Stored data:
• • • • • • •

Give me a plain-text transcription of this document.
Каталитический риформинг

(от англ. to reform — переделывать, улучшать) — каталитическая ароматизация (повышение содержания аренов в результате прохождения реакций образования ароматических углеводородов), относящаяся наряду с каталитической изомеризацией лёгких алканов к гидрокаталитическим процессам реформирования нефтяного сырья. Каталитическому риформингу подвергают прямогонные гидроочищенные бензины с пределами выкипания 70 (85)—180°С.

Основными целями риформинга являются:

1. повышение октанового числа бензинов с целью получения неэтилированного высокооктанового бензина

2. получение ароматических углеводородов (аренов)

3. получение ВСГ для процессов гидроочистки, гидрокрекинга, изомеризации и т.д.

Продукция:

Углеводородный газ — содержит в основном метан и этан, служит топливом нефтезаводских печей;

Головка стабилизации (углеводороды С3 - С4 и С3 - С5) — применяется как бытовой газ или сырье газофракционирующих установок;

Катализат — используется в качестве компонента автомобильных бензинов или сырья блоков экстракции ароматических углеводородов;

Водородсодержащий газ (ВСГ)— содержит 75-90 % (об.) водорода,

• • • • • • •

■ Task description: Give back each line above precisely as it stands.

■ The response:
Give me a plain-text transcription of this document.
Каталитический риформинг

(от англ. to reform — переделывать, улучшать) — каталитическая ароматизация (повышение содержания аренов в результате прохождения реакций образования ароматических углеводородов), относящаяся наряду с каталитической изомеризацией лёгких алканов к гидрокаталитическим процессам реформирования нефтяного сырья. Каталитическому риформингу подвергают прямогонные гидроочищенные бензины с пределами выкипания 70 (85)—180°С.

Основными целями риформинга являются:

1. повышение октанового числа бензинов с целью получения неэтилированного высокооктанового бензина

2. получение ароматических углеводородов (аренов)

3. получение ВСГ для процессов гидроочистки, гидрокрекинга, изомеризации и т.д.

Продукция:

Углеводородный газ — содержит в основном метан и этан, служит топливом нефтезаводских печей;

Головка стабилизации (углеводороды С3 - С4 и С3 - С5) — применяется как бытовой газ или сырье газофракционирующих установок;

Катализат — используется в качестве компонента автомобильных бензинов или сырья блоков экстракции ароматических углеводородов;

Водородсодержащий газ (ВСГ)— содержит 75-90 % (об.) водорода,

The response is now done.